Given data |
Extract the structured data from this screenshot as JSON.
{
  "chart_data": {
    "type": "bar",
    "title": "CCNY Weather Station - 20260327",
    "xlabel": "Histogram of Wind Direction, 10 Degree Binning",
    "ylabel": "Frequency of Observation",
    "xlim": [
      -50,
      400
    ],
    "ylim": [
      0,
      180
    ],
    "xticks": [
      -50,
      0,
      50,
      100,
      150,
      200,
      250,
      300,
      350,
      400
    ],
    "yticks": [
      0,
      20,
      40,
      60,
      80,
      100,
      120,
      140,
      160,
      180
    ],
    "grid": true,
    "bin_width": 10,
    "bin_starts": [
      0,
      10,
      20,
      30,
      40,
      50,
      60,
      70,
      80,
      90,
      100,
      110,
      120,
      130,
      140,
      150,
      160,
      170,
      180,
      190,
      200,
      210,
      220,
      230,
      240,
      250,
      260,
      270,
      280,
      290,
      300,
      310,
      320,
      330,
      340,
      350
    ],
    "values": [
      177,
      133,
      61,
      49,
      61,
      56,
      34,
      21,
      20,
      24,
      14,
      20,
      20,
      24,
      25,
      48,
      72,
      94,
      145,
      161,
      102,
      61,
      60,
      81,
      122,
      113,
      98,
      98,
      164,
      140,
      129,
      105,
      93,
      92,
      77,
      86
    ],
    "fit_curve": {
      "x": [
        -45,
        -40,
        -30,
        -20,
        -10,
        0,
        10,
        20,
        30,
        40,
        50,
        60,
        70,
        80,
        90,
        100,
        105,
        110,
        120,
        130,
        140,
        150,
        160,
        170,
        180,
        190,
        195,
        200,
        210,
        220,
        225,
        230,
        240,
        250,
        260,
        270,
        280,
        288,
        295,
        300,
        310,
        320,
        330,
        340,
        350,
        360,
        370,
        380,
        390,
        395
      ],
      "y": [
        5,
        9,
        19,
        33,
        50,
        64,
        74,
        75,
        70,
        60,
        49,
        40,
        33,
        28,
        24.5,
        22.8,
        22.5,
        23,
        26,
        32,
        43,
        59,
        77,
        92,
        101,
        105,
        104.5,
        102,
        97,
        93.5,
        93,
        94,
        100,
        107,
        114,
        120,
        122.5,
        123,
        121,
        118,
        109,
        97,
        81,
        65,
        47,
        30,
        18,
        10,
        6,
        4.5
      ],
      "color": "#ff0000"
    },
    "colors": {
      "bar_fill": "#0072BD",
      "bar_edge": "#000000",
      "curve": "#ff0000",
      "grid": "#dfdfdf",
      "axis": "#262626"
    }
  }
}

Goal of the exercise |
Reproduce every line of the data verbatim.

Result for this exercise |
Extract the structured data from this screenshot as JSON.
{
  "chart_data": {
    "type": "bar",
    "title": "CCNY Weather Station - 20260327",
    "xlabel": "Histogram of Wind Direction, 10 Degree Binning",
    "ylabel": "Frequency of Observation",
    "xlim": [
      -50,
      400
    ],
    "ylim": [
      0,
      180
    ],
    "xticks": [
      -50,
      0,
      50,
      100,
      150,
      200,
      250,
      300,
      350,
      400
    ],
    "yticks": [
      0,
      20,
      40,
      60,
      80,
      100,
      120,
      140,
      160,
      180
    ],
    "grid": true,
    "bin_width": 10,
    "bin_starts": [
      0,
      10,
      20,
      30,
      40,
      50,
      60,
      70,
      80,
      90,
      100,
      110,
      120,
      130,
      140,
      150,
      160,
      170,
      180,
      190,
      200,
      210,
      220,
      230,
      240,
      250,
      260,
      270,
      280,
      290,
      300,
      310,
      320,
      330,
      340,
      350
    ],
    "values": [
      177,
      133,
      61,
      49,
      61,
      56,
      34,
      21,
      20,
      24,
      14,
      20,
      20,
      24,
      25,
      48,
      72,
      94,
      145,
      161,
      102,
      61,
      60,
      81,
      122,
      113,
      98,
      98,
      164,
      140,
      129,
      105,
      93,
      92,
      77,
      86
    ],
    "fit_curve": {
      "x": [
        -45,
        -40,
        -30,
        -20,
        -10,
        0,
        10,
        20,
        30,
        40,
        50,
        60,
        70,
        80,
        90,
        100,
        105,
        110,
        120,
        130,
        140,
        150,
        160,
        170,
        180,
        190,
        195,
        200,
        210,
        220,
        225,
        230,
        240,
        250,
        260,
        270,
        280,
        288,
        295,
        300,
        310,
        320,
        330,
        340,
        350,
        360,
        370,
        380,
        390,
        395
      ],
      "y": [
        5,
        9,
        19,
        33,
        50,
        64,
        74,
        75,
        70,
        60,
        49,
        40,
        33,
        28,
        24.5,
        22.8,
        22.5,
        23,
        26,
        32,
        43,
        59,
        77,
        92,
        101,
        105,
        104.5,
        102,
        97,
        93.5,
        93,
        94,
        100,
        107,
        114,
        120,
        122.5,
        123,
        121,
        118,
        109,
        97,
        81,
        65,
        47,
        30,
        18,
        10,
        6,
        4.5
      ],
      "color": "#ff0000"
    },
    "colors": {
      "bar_fill": "#0072BD",
      "bar_edge": "#000000",
      "curve": "#ff0000",
      "grid": "#dfdfdf",
      "axis": "#262626"
    }
  }
}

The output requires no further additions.